:: WORK INSTRUCTIONS ::
Return all of the data exactly, with nothing left out but the pictures.
══ EXERCISE INPUT ══
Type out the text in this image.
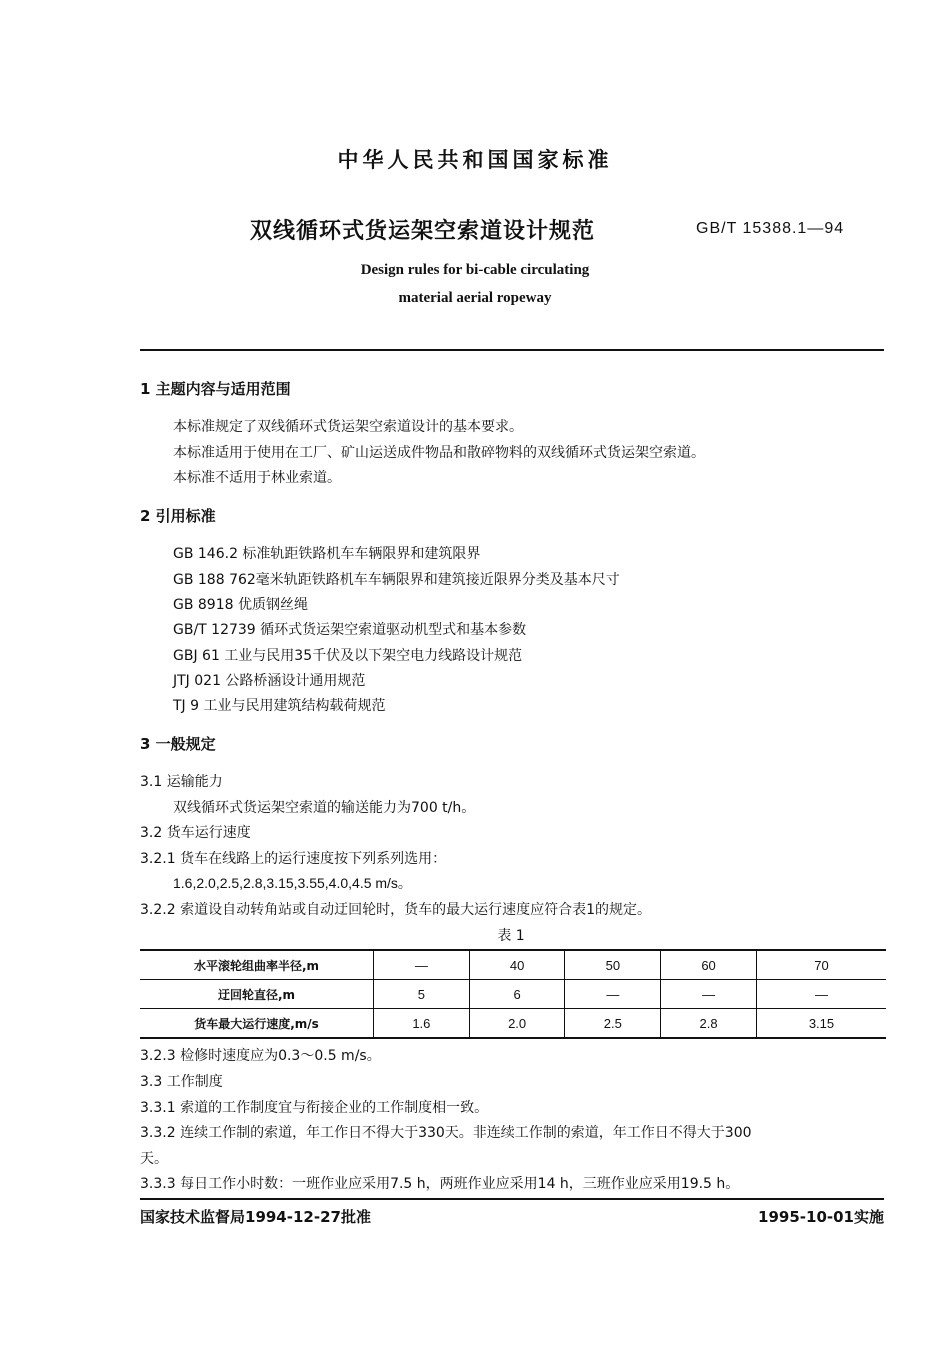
中华人民共和国国家标准
双线循环式货运架空索道设计规范	GB/T 15388.1—94
Design rules for bi-cable circulating
material aerial ropeway
1 主题内容与适用范围
本标准规定了双线循环式货运架空索道设计的基本要求。
本标准适用于使用在工厂、矿山运送成件物品和散碎物料的双线循环式货运架空索道。
本标准不适用于林业索道。
2 引用标准
GB 146.2 标准轨距铁路机车车辆限界和建筑限界
GB 188 762毫米轨距铁路机车车辆限界和建筑接近限界分类及基本尺寸
GB 8918 优质钢丝绳
GB/T 12739 循环式货运架空索道驱动机型式和基本参数
GBJ 61 工业与民用35千伏及以下架空电力线路设计规范
JTJ 021 公路桥涵设计通用规范
TJ 9 工业与民用建筑结构载荷规范
3 一般规定
3.1 运输能力
双线循环式货运架空索道的输送能力为700 t/h。
3.2 货车运行速度
3.2.1 货车在线路上的运行速度按下列系列选用：
1.6,2.0,2.5,2.8,3.15,3.55,4.0,4.5 m/s。
3.2.2 索道设自动转角站或自动迂回轮时，货车的最大运行速度应符合表1的规定。
表 1
水平滚轮组曲率半径,m	—	40	50	60	70
迂回轮直径,m	5	6	—	—	—
货车最大运行速度,m/s	1.6	2.0	2.5	2.8	3.15
3.2.3 检修时速度应为0.3～0.5 m/s。
3.3 工作制度
3.3.1 索道的工作制度宜与衔接企业的工作制度相一致。
3.3.2 连续工作制的索道，年工作日不得大于330天。非连续工作制的索道，年工作日不得大于300
天。
3.3.3 每日工作小时数：一班作业应采用7.5 h，两班作业应采用14 h，三班作业应采用19.5 h。
国家技术监督局1994-12-27批准	1995-10-01实施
═══
:: RESULT FOR THIS TASK ::
Type out the text in this image.
中华人民共和国国家标准
双线循环式货运架空索道设计规范	GB/T 15388.1—94
Design rules for bi-cable circulating
material aerial ropeway
1 主题内容与适用范围
本标准规定了双线循环式货运架空索道设计的基本要求。
本标准适用于使用在工厂、矿山运送成件物品和散碎物料的双线循环式货运架空索道。
本标准不适用于林业索道。
2 引用标准
GB 146.2 标准轨距铁路机车车辆限界和建筑限界
GB 188 762毫米轨距铁路机车车辆限界和建筑接近限界分类及基本尺寸
GB 8918 优质钢丝绳
GB/T 12739 循环式货运架空索道驱动机型式和基本参数
GBJ 61 工业与民用35千伏及以下架空电力线路设计规范
JTJ 021 公路桥涵设计通用规范
TJ 9 工业与民用建筑结构载荷规范
3 一般规定
3.1 运输能力
双线循环式货运架空索道的输送能力为700 t/h。
3.2 货车运行速度
3.2.1 货车在线路上的运行速度按下列系列选用：
1.6,2.0,2.5,2.8,3.15,3.55,4.0,4.5 m/s。
3.2.2 索道设自动转角站或自动迂回轮时，货车的最大运行速度应符合表1的规定。
表 1
水平滚轮组曲率半径,m	—	40	50	60	70
迂回轮直径,m	5	6	—	—	—
货车最大运行速度,m/s	1.6	2.0	2.5	2.8	3.15
3.2.3 检修时速度应为0.3～0.5 m/s。
3.3 工作制度
3.3.1 索道的工作制度宜与衔接企业的工作制度相一致。
3.3.2 连续工作制的索道，年工作日不得大于330天。非连续工作制的索道，年工作日不得大于300
天。
3.3.3 每日工作小时数：一班作业应采用7.5 h，两班作业应采用14 h，三班作业应采用19.5 h。
国家技术监督局1994-12-27批准	1995-10-01实施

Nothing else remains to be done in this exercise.